◆ **WRITTEN REQUEST**
Each line containing the word "this" must be collected.

BEGIN MATERIAL SUPPLIED

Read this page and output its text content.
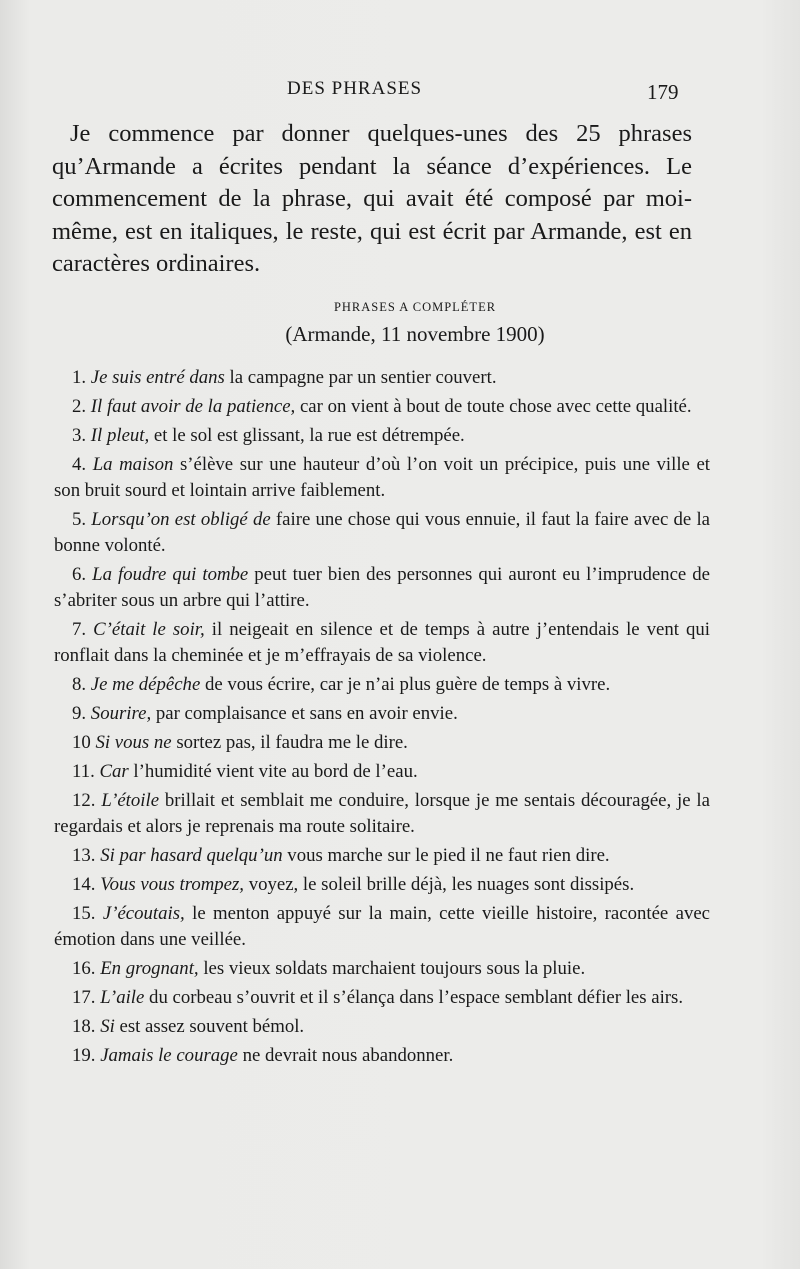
DES PHRASES	179

Je commence par donner quelques-unes des 25 phrases qu’Armande a écrites pendant la séance d’expériences. Le commencement de la phrase, qui avait été composé par moi-même, est en italiques, le reste, qui est écrit par Armande, est en caractères ordinaires.

PHRASES A COMPLÉTER
(Armande, 11 novembre 1900)
1. Je suis entré dans la campagne par un sentier couvert.
2. Il faut avoir de la patience, car on vient à bout de toute chose avec cette qualité.
3. Il pleut, et le sol est glissant, la rue est détrempée.
4. La maison s’élève sur une hauteur d’où l’on voit un précipice, puis une ville et son bruit sourd et lointain arrive faiblement.
5. Lorsqu’on est obligé de faire une chose qui vous ennuie, il faut la faire avec de la bonne volonté.
6. La foudre qui tombe peut tuer bien des personnes qui auront eu l’imprudence de s’abriter sous un arbre qui l’attire.
7. C’était le soir, il neigeait en silence et de temps à autre j’entendais le vent qui ronflait dans la cheminée et je m’effrayais de sa violence.
8. Je me dépêche de vous écrire, car je n’ai plus guère de temps à vivre.
9. Sourire, par complaisance et sans en avoir envie.
10 Si vous ne sortez pas, il faudra me le dire.
11. Car l’humidité vient vite au bord de l’eau.
12. L’étoile brillait et semblait me conduire, lorsque je me sentais découragée, je la regardais et alors je reprenais ma route solitaire.
13. Si par hasard quelqu’un vous marche sur le pied il ne faut rien dire.
14. Vous vous trompez, voyez, le soleil brille déjà, les nuages sont dissipés.
15. J’écoutais, le menton appuyé sur la main, cette vieille histoire, racontée avec émotion dans une veillée.
16. En grognant, les vieux soldats marchaient toujours sous la pluie.
17. L’aile du corbeau s’ouvrit et il s’élança dans l’espace semblant défier les airs.
18. Si est assez souvent bémol.
19. Jamais le courage ne devrait nous abandonner.
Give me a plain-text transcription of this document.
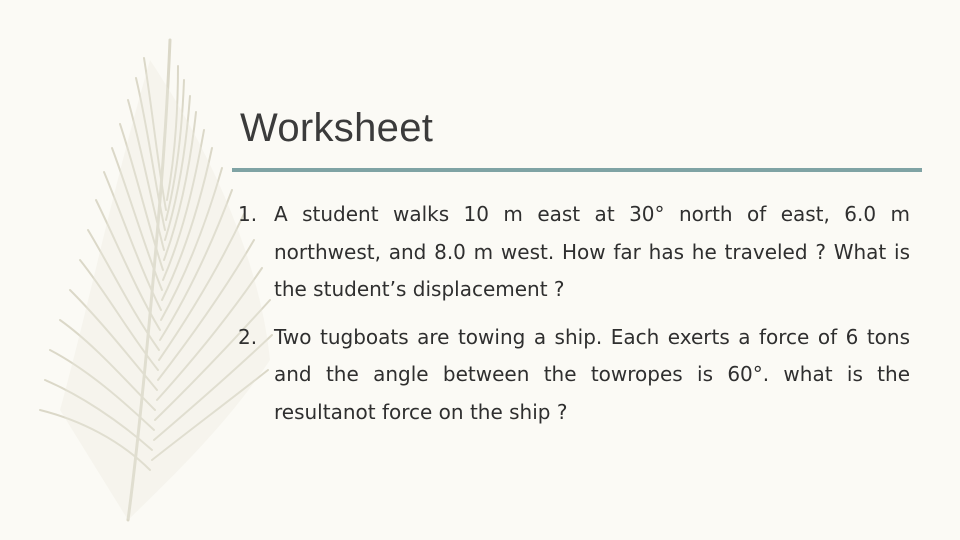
Worksheet
1. A student walks 10 m east at 30° north of east, 6.0 m northwest, and 8.0 m west. How far has he traveled ? What is the student’s displacement ?
2. Two tugboats are towing a ship. Each exerts a force of 6 tons and the angle between the towropes is 60°. what is the resultanot force on the ship ?
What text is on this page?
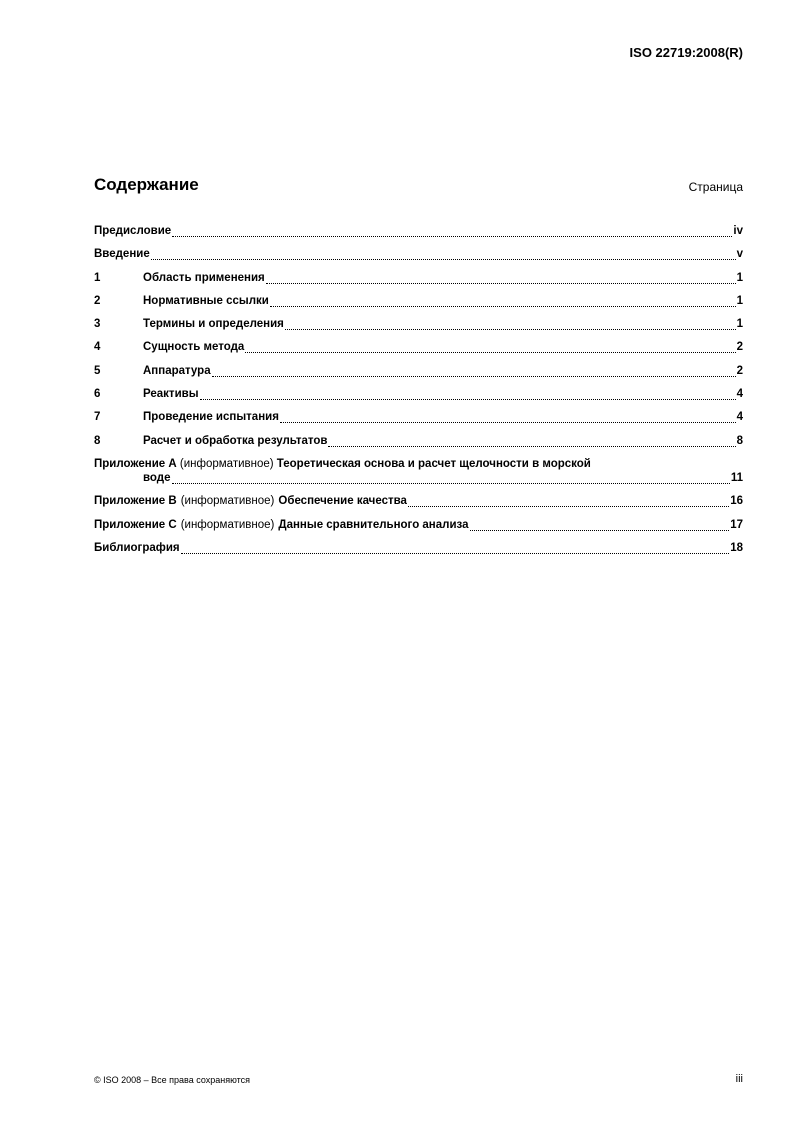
ISO 22719:2008(R)
Содержание	Страница
Предисловие	iv
Введение	v
1	Область применения	1
2	Нормативные ссылки	1
3	Термины и определения	1
4	Сущность метода	2
5	Аппаратура	2
6	Реактивы	4
7	Проведение испытания	4
8	Расчет и обработка результатов	8
Приложение A (информативное) Теоретическая основа и расчет щелочности в морской
воде	11
Приложение B (информативное) Обеспечение качества	16
Приложение C (информативное) Данные сравнительного анализа	17
Библиография	18
© ISO 2008 – Все права сохраняются	iii
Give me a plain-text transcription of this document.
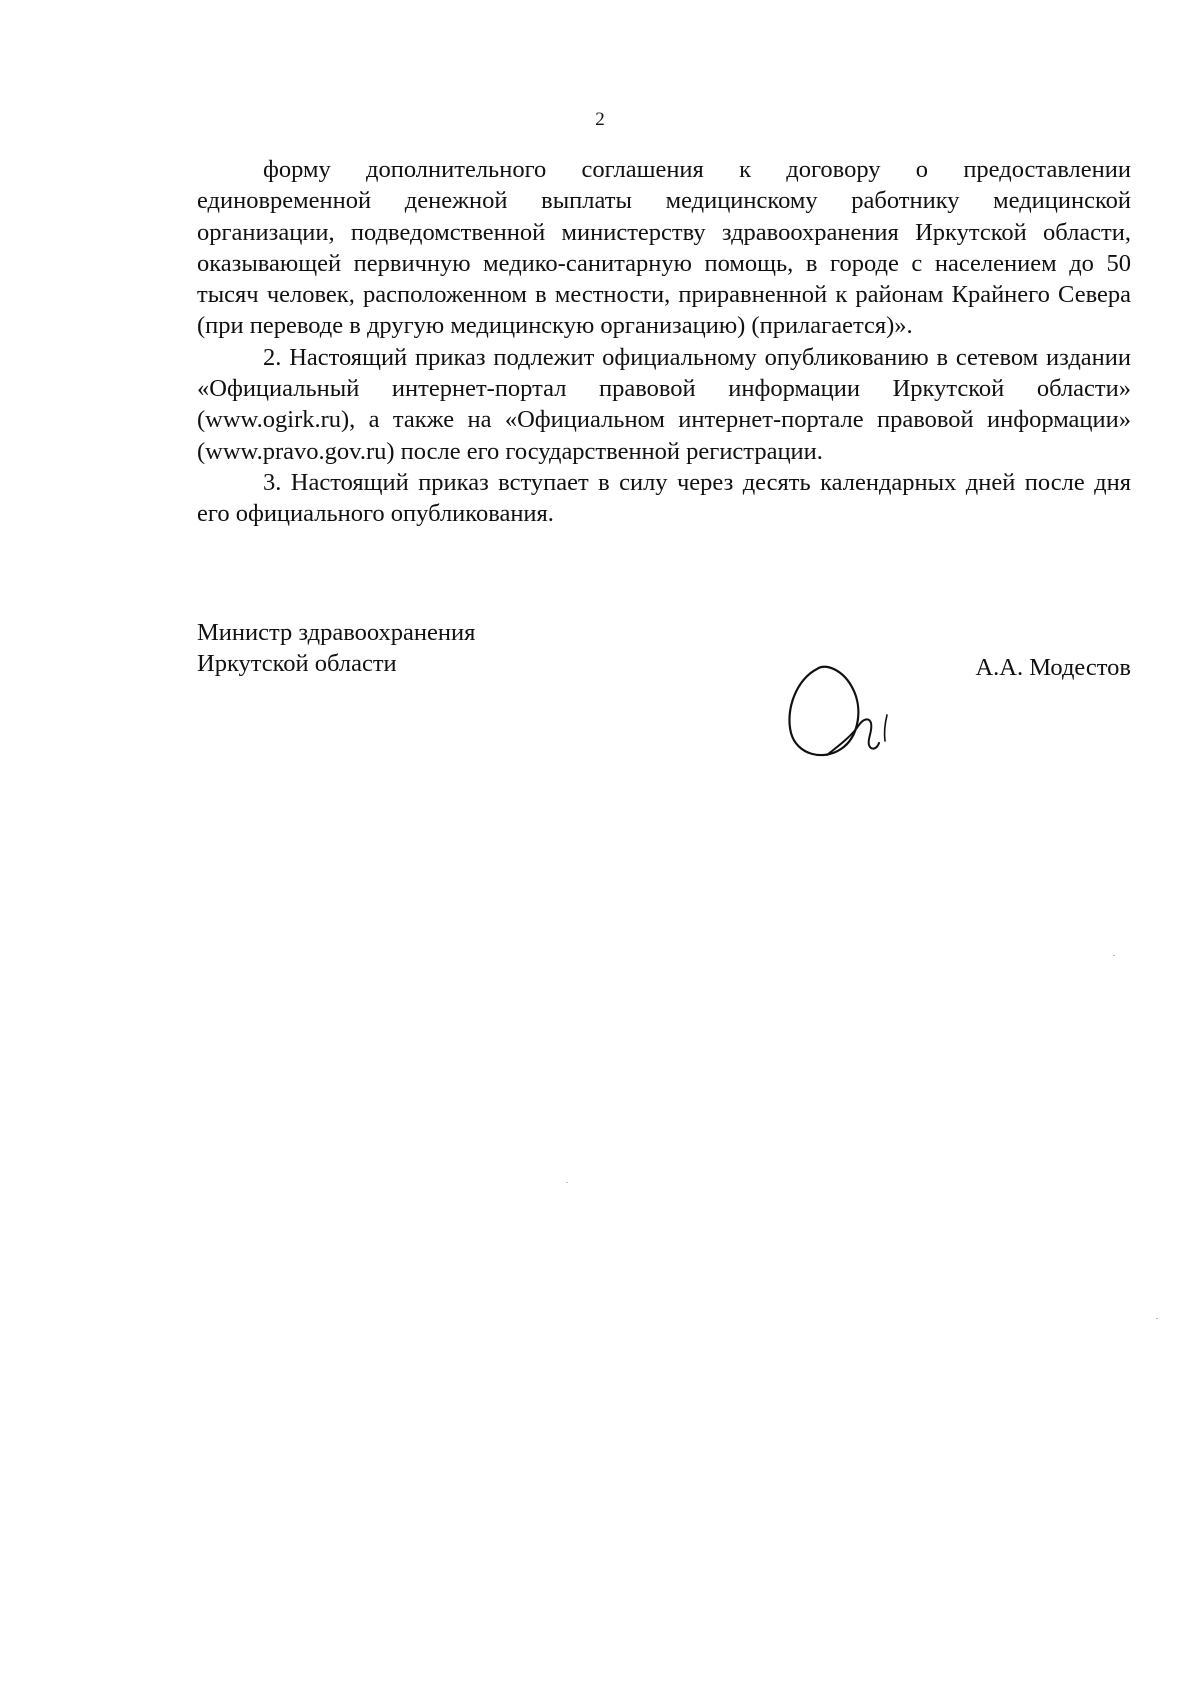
2

форму дополнительного соглашения к договору о предоставлении единовременной денежной выплаты медицинскому работнику медицинской организации, подведомственной министерству здравоохранения Иркутской области, оказывающей первичную медико-санитарную помощь, в городе с населением до 50 тысяч человек, расположенном в местности, приравненной к районам Крайнего Севера (при переводе в другую медицинскую организацию) (прилагается)».

2. Настоящий приказ подлежит официальному опубликованию в сетевом издании «Официальный интернет-портал правовой информации Иркутской области» (www.ogirk.ru), а также на «Официальном интернет-портале правовой информации» (www.pravo.gov.ru) после его государственной регистрации.

3. Настоящий приказ вступает в силу через десять календарных дней после дня его официального опубликования.

Министр здравоохранения
Иркутской области	А.А. Модестов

END MATERIAL SUPPLIED

◆ **FINISHED ANSWER**
Read this page and output its text content.
Give me a plain-text transcription of this document.
What text is on this page?
Give me a plain-text transcription of this document.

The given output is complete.